Written instruction
Copy out again, word for word, the lines of the material that run from the one containing "Patent image size: (1033, 1023)." to the one containing "The metallic sheet 2 is at (637, 363).", with both of those lines included.

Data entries
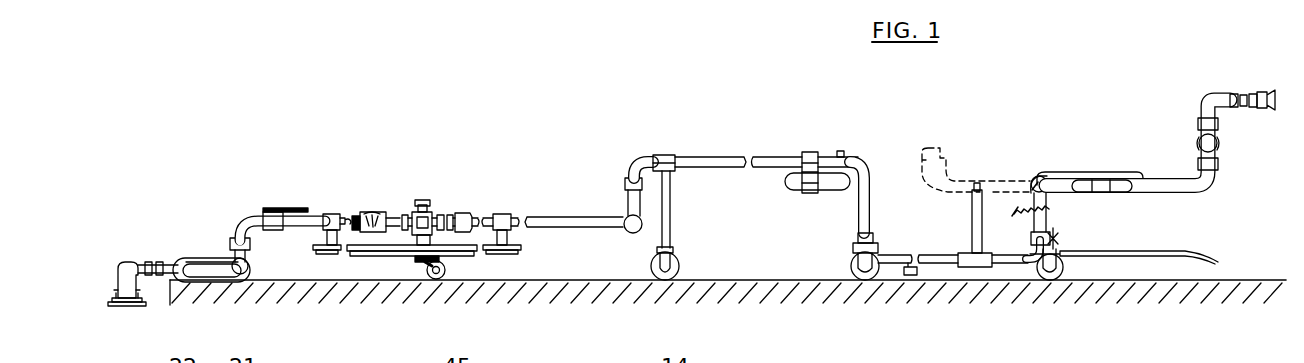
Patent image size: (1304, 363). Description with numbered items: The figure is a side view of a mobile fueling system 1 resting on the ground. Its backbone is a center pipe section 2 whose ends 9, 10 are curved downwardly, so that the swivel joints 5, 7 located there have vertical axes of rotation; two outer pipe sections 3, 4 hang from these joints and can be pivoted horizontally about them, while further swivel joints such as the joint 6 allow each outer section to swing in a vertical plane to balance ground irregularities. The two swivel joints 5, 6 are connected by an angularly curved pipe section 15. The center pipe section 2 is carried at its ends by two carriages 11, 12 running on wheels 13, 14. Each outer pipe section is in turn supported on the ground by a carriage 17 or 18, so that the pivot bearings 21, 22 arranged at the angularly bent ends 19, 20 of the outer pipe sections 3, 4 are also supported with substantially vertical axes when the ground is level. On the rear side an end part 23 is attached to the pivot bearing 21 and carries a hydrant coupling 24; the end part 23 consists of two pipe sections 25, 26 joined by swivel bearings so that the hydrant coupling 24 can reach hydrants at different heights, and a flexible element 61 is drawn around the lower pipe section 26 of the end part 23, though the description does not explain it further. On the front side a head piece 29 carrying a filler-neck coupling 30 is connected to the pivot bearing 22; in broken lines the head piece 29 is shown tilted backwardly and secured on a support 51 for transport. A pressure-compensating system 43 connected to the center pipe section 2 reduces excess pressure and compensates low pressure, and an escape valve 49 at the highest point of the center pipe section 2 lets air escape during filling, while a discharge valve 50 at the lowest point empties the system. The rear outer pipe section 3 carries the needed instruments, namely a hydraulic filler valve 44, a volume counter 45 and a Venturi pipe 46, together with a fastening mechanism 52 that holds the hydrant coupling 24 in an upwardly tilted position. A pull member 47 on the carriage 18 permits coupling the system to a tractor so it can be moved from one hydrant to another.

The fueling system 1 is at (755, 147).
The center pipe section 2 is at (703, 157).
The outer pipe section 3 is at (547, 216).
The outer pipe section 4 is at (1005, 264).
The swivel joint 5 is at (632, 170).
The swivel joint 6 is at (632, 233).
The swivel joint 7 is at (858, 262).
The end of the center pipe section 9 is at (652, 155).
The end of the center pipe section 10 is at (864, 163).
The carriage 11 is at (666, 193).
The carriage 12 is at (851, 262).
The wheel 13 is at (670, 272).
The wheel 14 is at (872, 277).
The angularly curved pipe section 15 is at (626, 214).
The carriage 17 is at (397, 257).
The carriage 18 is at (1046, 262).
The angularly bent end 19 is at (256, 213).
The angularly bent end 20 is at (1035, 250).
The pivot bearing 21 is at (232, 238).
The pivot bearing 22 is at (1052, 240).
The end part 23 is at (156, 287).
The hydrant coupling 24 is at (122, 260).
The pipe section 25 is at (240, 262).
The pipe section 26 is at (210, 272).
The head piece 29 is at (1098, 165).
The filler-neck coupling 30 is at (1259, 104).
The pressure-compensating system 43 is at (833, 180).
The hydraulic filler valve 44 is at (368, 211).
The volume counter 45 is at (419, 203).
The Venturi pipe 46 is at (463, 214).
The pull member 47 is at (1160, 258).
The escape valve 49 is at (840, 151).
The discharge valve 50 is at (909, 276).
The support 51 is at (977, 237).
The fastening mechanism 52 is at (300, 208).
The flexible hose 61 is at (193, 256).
---
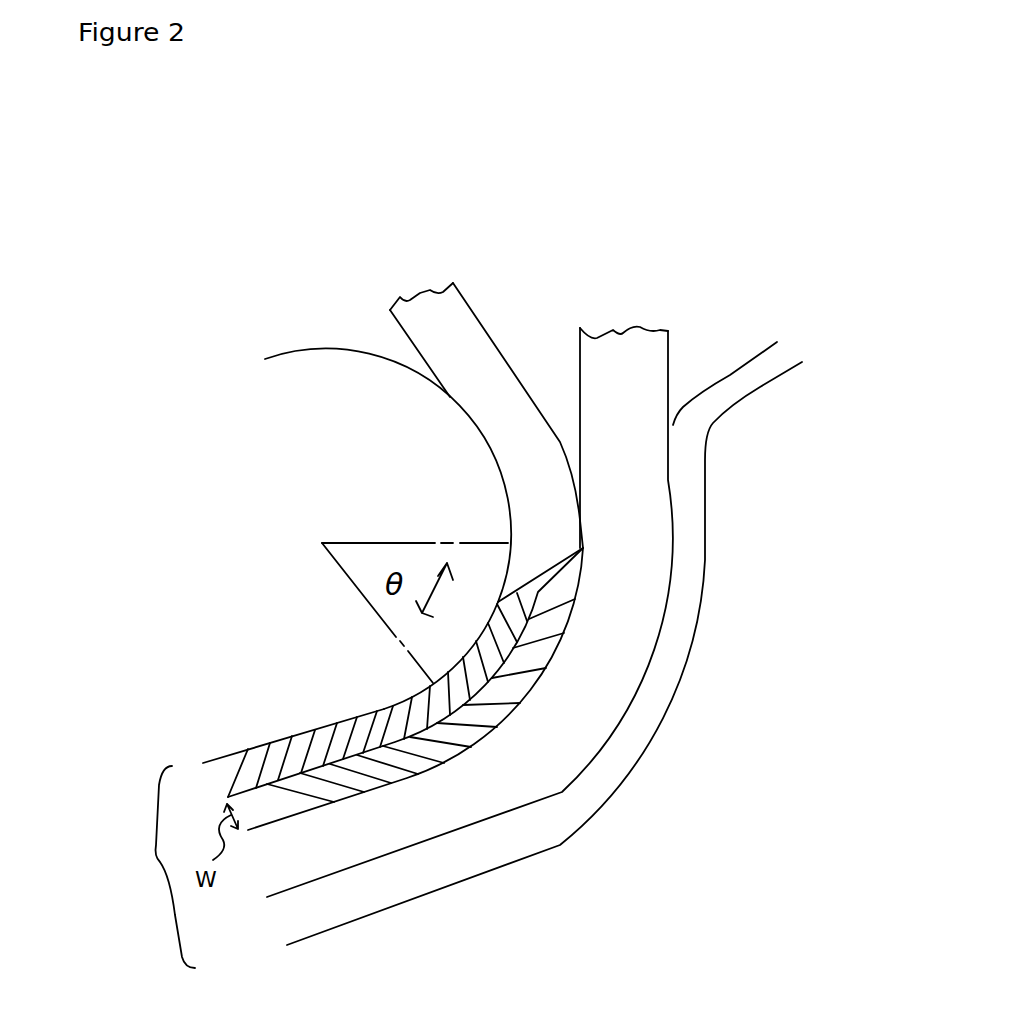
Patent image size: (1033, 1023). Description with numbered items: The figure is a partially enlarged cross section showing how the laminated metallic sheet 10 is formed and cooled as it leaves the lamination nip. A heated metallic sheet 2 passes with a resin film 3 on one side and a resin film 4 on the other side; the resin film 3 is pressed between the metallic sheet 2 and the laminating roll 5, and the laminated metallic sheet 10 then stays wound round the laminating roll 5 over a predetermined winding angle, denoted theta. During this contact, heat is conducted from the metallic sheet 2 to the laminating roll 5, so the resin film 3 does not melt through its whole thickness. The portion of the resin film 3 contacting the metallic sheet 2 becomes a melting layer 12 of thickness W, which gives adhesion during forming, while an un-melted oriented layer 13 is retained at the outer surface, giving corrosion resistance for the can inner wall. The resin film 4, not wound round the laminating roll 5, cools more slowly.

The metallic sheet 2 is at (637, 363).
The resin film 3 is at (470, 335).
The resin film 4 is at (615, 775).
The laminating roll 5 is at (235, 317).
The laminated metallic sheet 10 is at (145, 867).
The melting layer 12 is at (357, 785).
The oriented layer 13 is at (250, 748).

Solution to this task
Patent image size: (1033, 1023). Description with numbered items: The figure is a partially enlarged cross section showing how the laminated metallic sheet 10 is formed and cooled as it leaves the lamination nip. A heated metallic sheet 2 passes with a resin film 3 on one side and a resin film 4 on the other side; the resin film 3 is pressed between the metallic sheet 2 and the laminating roll 5, and the laminated metallic sheet 10 then stays wound round the laminating roll 5 over a predetermined winding angle, denoted theta. During this contact, heat is conducted from the metallic sheet 2 to the laminating roll 5, so the resin film 3 does not melt through its whole thickness. The portion of the resin film 3 contacting the metallic sheet 2 becomes a melting layer 12 of thickness W, which gives adhesion during forming, while an un-melted oriented layer 13 is retained at the outer surface, giving corrosion resistance for the can inner wall. The resin film 4, not wound round the laminating roll 5, cools more slowly.

The metallic sheet 2 is at (637, 363).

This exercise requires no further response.